— BEGIN Records for the exercise —
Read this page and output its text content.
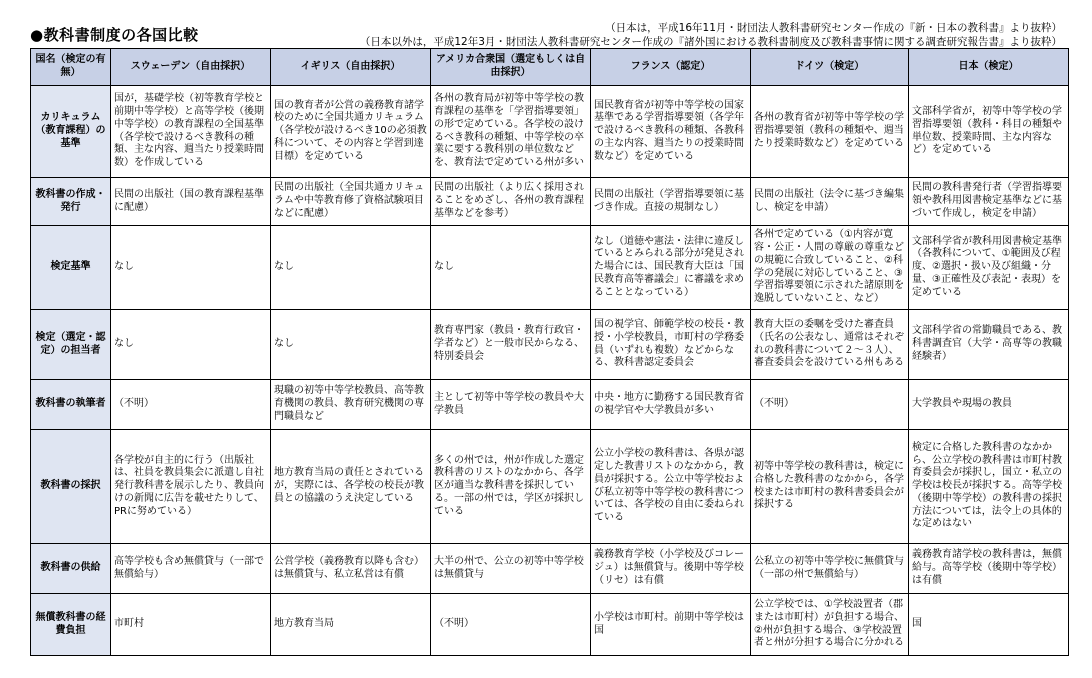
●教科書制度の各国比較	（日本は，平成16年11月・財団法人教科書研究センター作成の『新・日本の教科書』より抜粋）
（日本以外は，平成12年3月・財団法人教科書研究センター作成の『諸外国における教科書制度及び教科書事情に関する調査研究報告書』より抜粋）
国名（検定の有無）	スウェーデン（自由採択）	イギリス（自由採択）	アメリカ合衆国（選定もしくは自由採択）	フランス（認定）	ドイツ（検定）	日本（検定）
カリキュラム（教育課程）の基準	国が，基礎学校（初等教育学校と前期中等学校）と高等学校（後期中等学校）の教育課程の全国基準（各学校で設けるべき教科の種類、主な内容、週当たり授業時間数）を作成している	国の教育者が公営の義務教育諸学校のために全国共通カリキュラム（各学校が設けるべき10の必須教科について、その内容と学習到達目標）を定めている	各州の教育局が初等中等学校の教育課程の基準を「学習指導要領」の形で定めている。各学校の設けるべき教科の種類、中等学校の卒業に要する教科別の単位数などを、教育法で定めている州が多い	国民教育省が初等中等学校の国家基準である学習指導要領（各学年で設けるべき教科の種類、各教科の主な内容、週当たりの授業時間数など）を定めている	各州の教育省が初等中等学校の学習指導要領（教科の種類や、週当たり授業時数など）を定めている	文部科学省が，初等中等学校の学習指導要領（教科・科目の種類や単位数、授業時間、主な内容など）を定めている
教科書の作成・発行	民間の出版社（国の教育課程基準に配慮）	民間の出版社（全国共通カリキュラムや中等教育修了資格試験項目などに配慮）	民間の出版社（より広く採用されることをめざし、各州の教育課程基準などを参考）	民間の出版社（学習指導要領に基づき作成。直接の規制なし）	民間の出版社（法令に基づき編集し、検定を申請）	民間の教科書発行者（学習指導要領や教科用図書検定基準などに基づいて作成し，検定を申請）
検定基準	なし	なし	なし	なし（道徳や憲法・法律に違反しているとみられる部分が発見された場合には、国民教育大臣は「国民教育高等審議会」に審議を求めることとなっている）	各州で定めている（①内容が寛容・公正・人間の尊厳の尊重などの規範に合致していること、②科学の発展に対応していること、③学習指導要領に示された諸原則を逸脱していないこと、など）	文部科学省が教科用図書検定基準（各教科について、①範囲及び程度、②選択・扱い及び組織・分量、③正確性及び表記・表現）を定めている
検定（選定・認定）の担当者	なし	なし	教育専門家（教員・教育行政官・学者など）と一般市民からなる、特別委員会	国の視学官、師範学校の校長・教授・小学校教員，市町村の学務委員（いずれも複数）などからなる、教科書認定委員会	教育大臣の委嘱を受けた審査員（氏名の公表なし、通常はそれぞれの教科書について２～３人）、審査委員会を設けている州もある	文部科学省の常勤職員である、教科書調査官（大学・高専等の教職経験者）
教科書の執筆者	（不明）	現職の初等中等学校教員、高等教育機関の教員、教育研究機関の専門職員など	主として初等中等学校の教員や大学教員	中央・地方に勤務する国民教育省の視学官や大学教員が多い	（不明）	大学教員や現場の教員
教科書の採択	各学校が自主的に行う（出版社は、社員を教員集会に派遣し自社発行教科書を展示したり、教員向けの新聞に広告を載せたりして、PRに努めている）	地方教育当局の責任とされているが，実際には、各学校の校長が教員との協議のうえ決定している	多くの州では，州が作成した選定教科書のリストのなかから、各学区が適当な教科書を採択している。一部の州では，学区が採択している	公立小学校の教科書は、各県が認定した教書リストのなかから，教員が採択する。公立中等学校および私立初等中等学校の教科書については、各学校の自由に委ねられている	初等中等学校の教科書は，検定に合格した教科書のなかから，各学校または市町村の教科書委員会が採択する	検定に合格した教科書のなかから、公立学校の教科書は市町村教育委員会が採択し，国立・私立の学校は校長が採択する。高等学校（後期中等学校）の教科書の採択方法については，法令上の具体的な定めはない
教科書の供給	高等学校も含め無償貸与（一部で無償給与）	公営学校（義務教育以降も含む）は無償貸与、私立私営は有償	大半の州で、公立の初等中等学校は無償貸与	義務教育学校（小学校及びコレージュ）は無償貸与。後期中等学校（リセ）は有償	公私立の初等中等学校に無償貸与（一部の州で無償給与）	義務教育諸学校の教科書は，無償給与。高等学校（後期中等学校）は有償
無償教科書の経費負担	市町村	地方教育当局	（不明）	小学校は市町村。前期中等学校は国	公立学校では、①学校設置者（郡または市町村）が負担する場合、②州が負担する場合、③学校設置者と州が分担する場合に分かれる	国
— END Records for the exercise —
Brief: Filter the listing above by the word "を定めている"; copy each line that passes.

Output for this task:
カリキュラム（教育課程）の基準	国が，基礎学校（初等教育学校と前期中等学校）と高等学校（後期中等学校）の教育課程の全国基準（各学校で設けるべき教科の種類、主な内容、週当たり授業時間数）を作成している	国の教育者が公営の義務教育諸学校のために全国共通カリキュラム（各学校が設けるべき10の必須教科について、その内容と学習到達目標）を定めている	各州の教育局が初等中等学校の教育課程の基準を「学習指導要領」の形で定めている。各学校の設けるべき教科の種類、中等学校の卒業に要する教科別の単位数などを、教育法で定めている州が多い	国民教育省が初等中等学校の国家基準である学習指導要領（各学年で設けるべき教科の種類、各教科の主な内容、週当たりの授業時間数など）を定めている	各州の教育省が初等中等学校の学習指導要領（教科の種類や、週当たり授業時数など）を定めている	文部科学省が，初等中等学校の学習指導要領（教科・科目の種類や単位数、授業時間、主な内容など）を定めている
検定基準	なし	なし	なし	なし（道徳や憲法・法律に違反しているとみられる部分が発見された場合には、国民教育大臣は「国民教育高等審議会」に審議を求めることとなっている）	各州で定めている（①内容が寛容・公正・人間の尊厳の尊重などの規範に合致していること、②科学の発展に対応していること、③学習指導要領に示された諸原則を逸脱していないこと、など）	文部科学省が教科用図書検定基準（各教科について、①範囲及び程度、②選択・扱い及び組織・分量、③正確性及び表記・表現）を定めている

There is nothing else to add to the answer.